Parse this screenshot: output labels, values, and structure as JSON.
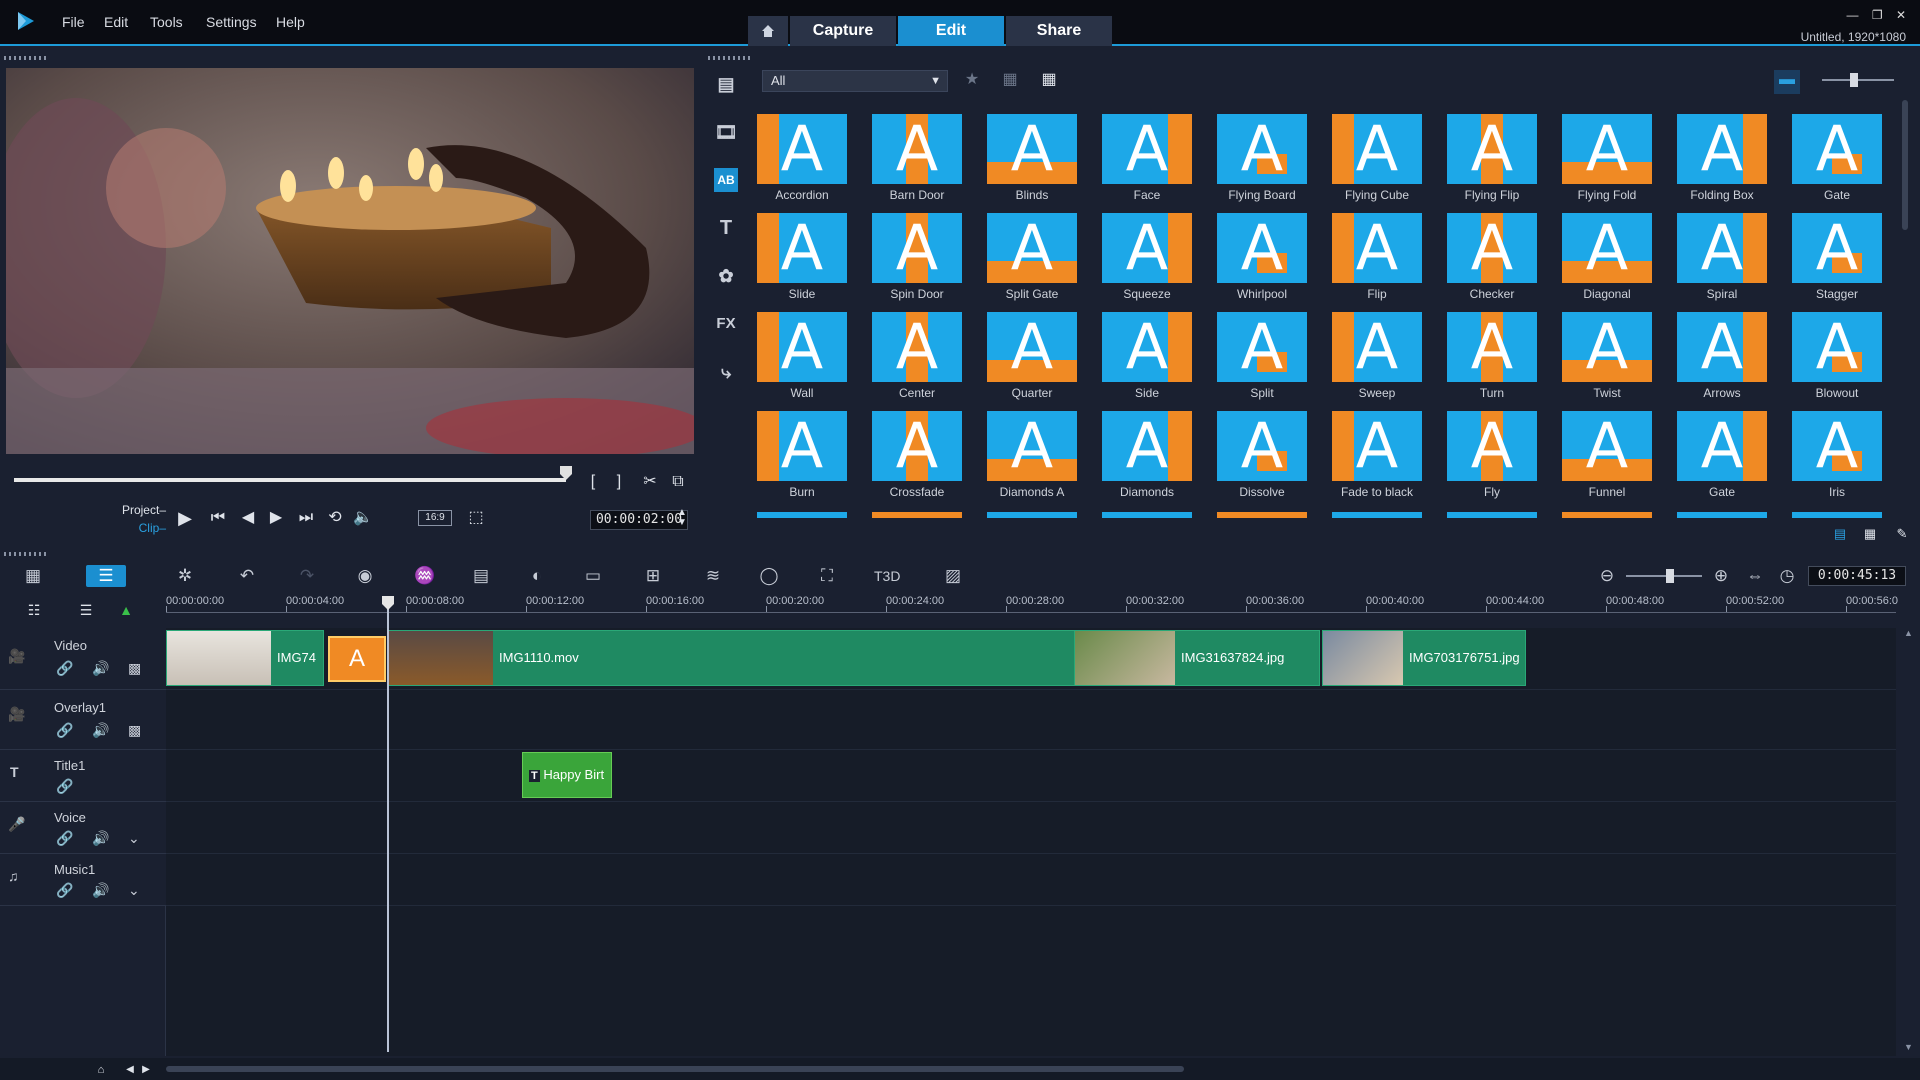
{
  "menu": {
    "file": "File",
    "edit": "Edit",
    "tools": "Tools",
    "settings": "Settings",
    "help": "Help"
  },
  "tabs": {
    "capture": "Capture",
    "edit": "Edit",
    "share": "Share"
  },
  "window": {
    "minimize": "—",
    "restore": "❐",
    "close": "✕",
    "project_info": "Untitled, 1920*1080"
  },
  "player": {
    "project_label": "Project–",
    "clip_label": "Clip–",
    "aspect": "16:9",
    "timecode": "00:00:02:00"
  },
  "library": {
    "filter": "All",
    "side_fx": "FX",
    "transitions": [
      "Accordion",
      "Barn Door",
      "Blinds",
      "Face",
      "Flying Board",
      "Flying Cube",
      "Flying Flip",
      "Flying Fold",
      "Folding Box",
      "Gate",
      "Slide",
      "Spin Door",
      "Split Gate",
      "Squeeze",
      "Whirlpool",
      "Flip",
      "Checker",
      "Diagonal",
      "Spiral",
      "Stagger",
      "Wall",
      "Center",
      "Quarter",
      "Side",
      "Split",
      "Sweep",
      "Turn",
      "Twist",
      "Arrows",
      "Blowout",
      "Burn",
      "Crossfade",
      "Diamonds A",
      "Diamonds",
      "Dissolve",
      "Fade to black",
      "Fly",
      "Funnel",
      "Gate",
      "Iris"
    ]
  },
  "timeline": {
    "duration": "0:00:45:13",
    "ruler": [
      "00:00:00:00",
      "00:00:04:00",
      "00:00:08:00",
      "00:00:12:00",
      "00:00:16:00",
      "00:00:20:00",
      "00:00:24:00",
      "00:00:28:00",
      "00:00:32:00",
      "00:00:36:00",
      "00:00:40:00",
      "00:00:44:00",
      "00:00:48:00",
      "00:00:52:00",
      "00:00:56:0"
    ],
    "tracks": {
      "video": "Video",
      "overlay": "Overlay1",
      "title": "Title1",
      "voice": "Voice",
      "music": "Music1"
    },
    "clips": {
      "c1": "IMG74",
      "c2": "IMG1110.mov",
      "c3": "IMG31637824.jpg",
      "c4": "IMG703176751.jpg",
      "title": "Happy Birt"
    }
  },
  "colors": {
    "accent": "#1b8fd0",
    "clip": "#1f8a62",
    "title_clip": "#3aa53a",
    "transition_bg": "#1da8e8",
    "transition_orange": "#f08a24"
  }
}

■ Aim
All preceding records should be duplicated verbatim, images excepted.

■ Answer to this exercise
Parse this screenshot: output labels, values, and structure as JSON.
{
  "menu": {
    "file": "File",
    "edit": "Edit",
    "tools": "Tools",
    "settings": "Settings",
    "help": "Help"
  },
  "tabs": {
    "capture": "Capture",
    "edit": "Edit",
    "share": "Share"
  },
  "window": {
    "minimize": "—",
    "restore": "❐",
    "close": "✕",
    "project_info": "Untitled, 1920*1080"
  },
  "player": {
    "project_label": "Project–",
    "clip_label": "Clip–",
    "aspect": "16:9",
    "timecode": "00:00:02:00"
  },
  "library": {
    "filter": "All",
    "side_fx": "FX",
    "transitions": [
      "Accordion",
      "Barn Door",
      "Blinds",
      "Face",
      "Flying Board",
      "Flying Cube",
      "Flying Flip",
      "Flying Fold",
      "Folding Box",
      "Gate",
      "Slide",
      "Spin Door",
      "Split Gate",
      "Squeeze",
      "Whirlpool",
      "Flip",
      "Checker",
      "Diagonal",
      "Spiral",
      "Stagger",
      "Wall",
      "Center",
      "Quarter",
      "Side",
      "Split",
      "Sweep",
      "Turn",
      "Twist",
      "Arrows",
      "Blowout",
      "Burn",
      "Crossfade",
      "Diamonds A",
      "Diamonds",
      "Dissolve",
      "Fade to black",
      "Fly",
      "Funnel",
      "Gate",
      "Iris"
    ]
  },
  "timeline": {
    "duration": "0:00:45:13",
    "ruler": [
      "00:00:00:00",
      "00:00:04:00",
      "00:00:08:00",
      "00:00:12:00",
      "00:00:16:00",
      "00:00:20:00",
      "00:00:24:00",
      "00:00:28:00",
      "00:00:32:00",
      "00:00:36:00",
      "00:00:40:00",
      "00:00:44:00",
      "00:00:48:00",
      "00:00:52:00",
      "00:00:56:0"
    ],
    "tracks": {
      "video": "Video",
      "overlay": "Overlay1",
      "title": "Title1",
      "voice": "Voice",
      "music": "Music1"
    },
    "clips": {
      "c1": "IMG74",
      "c2": "IMG1110.mov",
      "c3": "IMG31637824.jpg",
      "c4": "IMG703176751.jpg",
      "title": "Happy Birt"
    }
  },
  "colors": {
    "accent": "#1b8fd0",
    "clip": "#1f8a62",
    "title_clip": "#3aa53a",
    "transition_bg": "#1da8e8",
    "transition_orange": "#f08a24"
  }
}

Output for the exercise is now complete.